=== SET TASK A ===
Retype the part of the excerpt about Mattson that starts with "FP: Yes diverse" and goes on through "Islamic misogynist violence.".

=== SOURCE EXCERPT ===
*-*-*
But Obama didn’t seem to care about any of that. And so she prayed for Barack Hussein Obama on January 20, 2009. And it gets worse: after that, Valerie Jarrett, Obama’s Senior Advisor for Public Engagement and International Affairs and a longtime, close Obama aide, asked Mattson to join the White House Council on Women and Girls, which is dedicated to “advancing women’s leadership in all communities and sectors – up to the U.S. presidency – by filling the leadership pipeline with a richly diverse, critical mass of women.”

A hijab-wearing leader of a group with ties to the Muslim Brotherhood and other terrorists and Islamic supremacists – that’s diverse, all right!

FP: Yes diverse all right. I wonder why we haven’t heard Mattson coming to the defense of victims of honor killings and denouncing the Islamic theological teachings that serve as a buffer for those killings. It would be interesting to know what she would have to say about your article, Honor Killing: Islam’s Gruesome Gallery, where you humanize this tragedy by showing us the faces of dead victims and surviving victims of Islamic misogynist violence.

But I guess we shouldn’t hold our breath waiting for Mattson to comment. I encourage all of our readers to look at that Gallery to not only get an idea of the viciousness of Islamic gender apartheid, but also of what kind of people Obama is has around him — since they are the ones who are complicit in and sanction this violence.
*-*-*
=== SET TASK B ===
Repeat the records word for word, starting with their first line and going on through the line that contains "omega-region-green: [627, 595, 639, 669]", with both ends included and nothing else.

(Region annotation records)
*-*-*
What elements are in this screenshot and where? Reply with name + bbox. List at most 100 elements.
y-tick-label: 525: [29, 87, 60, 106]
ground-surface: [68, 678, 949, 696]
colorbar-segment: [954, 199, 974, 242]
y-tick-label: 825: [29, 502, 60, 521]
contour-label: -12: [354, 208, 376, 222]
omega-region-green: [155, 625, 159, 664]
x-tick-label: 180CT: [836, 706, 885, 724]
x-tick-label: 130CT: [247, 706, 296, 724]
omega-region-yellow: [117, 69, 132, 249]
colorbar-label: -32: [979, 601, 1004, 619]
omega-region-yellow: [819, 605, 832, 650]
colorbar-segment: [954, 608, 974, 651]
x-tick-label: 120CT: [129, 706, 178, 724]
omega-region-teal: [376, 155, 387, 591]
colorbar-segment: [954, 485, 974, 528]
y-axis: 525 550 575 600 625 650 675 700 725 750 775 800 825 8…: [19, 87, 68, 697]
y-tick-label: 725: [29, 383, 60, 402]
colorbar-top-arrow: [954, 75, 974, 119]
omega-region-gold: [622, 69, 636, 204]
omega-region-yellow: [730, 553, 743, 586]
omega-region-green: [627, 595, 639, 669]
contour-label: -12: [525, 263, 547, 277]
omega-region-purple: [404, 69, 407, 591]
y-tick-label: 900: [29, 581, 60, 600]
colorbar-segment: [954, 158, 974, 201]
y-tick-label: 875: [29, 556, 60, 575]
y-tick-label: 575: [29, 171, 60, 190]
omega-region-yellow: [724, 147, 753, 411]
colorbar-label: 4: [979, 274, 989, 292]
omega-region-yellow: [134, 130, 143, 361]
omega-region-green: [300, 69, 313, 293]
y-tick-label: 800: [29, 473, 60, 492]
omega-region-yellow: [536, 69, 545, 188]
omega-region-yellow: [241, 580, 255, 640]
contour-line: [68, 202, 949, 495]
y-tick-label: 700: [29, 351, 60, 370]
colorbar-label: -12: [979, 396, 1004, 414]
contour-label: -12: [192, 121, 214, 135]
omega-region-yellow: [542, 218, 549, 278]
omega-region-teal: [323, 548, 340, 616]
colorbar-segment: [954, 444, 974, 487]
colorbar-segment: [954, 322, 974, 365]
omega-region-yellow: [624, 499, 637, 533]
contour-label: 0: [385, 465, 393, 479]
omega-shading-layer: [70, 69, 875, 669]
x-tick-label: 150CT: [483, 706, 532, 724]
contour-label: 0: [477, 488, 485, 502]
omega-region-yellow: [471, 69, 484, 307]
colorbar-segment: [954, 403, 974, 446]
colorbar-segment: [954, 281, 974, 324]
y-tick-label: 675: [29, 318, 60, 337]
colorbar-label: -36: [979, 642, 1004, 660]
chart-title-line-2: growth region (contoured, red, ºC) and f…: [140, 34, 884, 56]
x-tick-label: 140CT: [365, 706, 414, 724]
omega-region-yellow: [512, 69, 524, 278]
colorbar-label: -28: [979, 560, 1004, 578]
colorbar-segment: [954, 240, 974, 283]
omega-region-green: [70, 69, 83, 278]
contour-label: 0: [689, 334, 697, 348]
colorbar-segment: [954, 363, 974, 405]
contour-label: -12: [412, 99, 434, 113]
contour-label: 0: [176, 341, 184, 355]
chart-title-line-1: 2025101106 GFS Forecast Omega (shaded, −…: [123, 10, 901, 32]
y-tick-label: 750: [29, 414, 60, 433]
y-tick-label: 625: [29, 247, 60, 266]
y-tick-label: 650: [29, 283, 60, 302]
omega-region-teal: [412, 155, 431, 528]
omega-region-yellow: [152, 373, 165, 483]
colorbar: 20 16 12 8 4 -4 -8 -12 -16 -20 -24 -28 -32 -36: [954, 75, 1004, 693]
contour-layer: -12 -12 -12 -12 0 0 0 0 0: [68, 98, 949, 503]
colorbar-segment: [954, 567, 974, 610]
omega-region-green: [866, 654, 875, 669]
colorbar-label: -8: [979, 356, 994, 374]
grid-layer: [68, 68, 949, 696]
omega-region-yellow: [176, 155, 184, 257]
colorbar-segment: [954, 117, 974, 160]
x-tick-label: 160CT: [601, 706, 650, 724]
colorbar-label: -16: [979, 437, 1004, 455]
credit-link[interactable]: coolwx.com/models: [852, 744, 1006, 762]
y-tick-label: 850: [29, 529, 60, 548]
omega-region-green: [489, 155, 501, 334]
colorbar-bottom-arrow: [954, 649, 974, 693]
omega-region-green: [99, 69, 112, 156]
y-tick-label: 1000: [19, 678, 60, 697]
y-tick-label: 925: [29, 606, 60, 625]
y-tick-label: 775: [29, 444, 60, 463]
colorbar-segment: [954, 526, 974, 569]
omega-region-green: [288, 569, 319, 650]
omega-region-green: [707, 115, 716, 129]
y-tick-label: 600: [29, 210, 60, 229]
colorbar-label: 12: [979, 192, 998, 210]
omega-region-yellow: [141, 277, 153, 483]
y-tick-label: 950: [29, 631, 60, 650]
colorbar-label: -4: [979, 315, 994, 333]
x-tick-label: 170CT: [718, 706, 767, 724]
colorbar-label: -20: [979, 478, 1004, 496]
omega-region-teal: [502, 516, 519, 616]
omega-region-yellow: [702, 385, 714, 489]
*-*-*
=== FINAL ANSWER A ===
FP: Yes diverse all right. I wonder why we haven’t heard Mattson coming to the defense of victims of honor killings and denouncing the Islamic theological teachings that serve as a buffer for those killings. It would be interesting to know what she would have to say about your article, Honor Killing: Islam’s Gruesome Gallery, where you humanize this tragedy by showing us the faces of dead victims and surviving victims of Islamic misogynist violence.

=== FINAL ANSWER B ===
What elements are in this screenshot and where? Reply with name + bbox. List at most 100 elements.
y-tick-label: 525: [29, 87, 60, 106]
ground-surface: [68, 678, 949, 696]
colorbar-segment: [954, 199, 974, 242]
y-tick-label: 825: [29, 502, 60, 521]
contour-label: -12: [354, 208, 376, 222]
omega-region-green: [155, 625, 159, 664]
x-tick-label: 180CT: [836, 706, 885, 724]
x-tick-label: 130CT: [247, 706, 296, 724]
omega-region-yellow: [117, 69, 132, 249]
colorbar-label: -32: [979, 601, 1004, 619]
omega-region-yellow: [819, 605, 832, 650]
colorbar-segment: [954, 608, 974, 651]
x-tick-label: 120CT: [129, 706, 178, 724]
omega-region-teal: [376, 155, 387, 591]
colorbar-segment: [954, 485, 974, 528]
y-axis: 525 550 575 600 625 650 675 700 725 750 775 800 825 8…: [19, 87, 68, 697]
y-tick-label: 725: [29, 383, 60, 402]
colorbar-top-arrow: [954, 75, 974, 119]
omega-region-gold: [622, 69, 636, 204]
omega-region-yellow: [730, 553, 743, 586]
omega-region-green: [627, 595, 639, 669]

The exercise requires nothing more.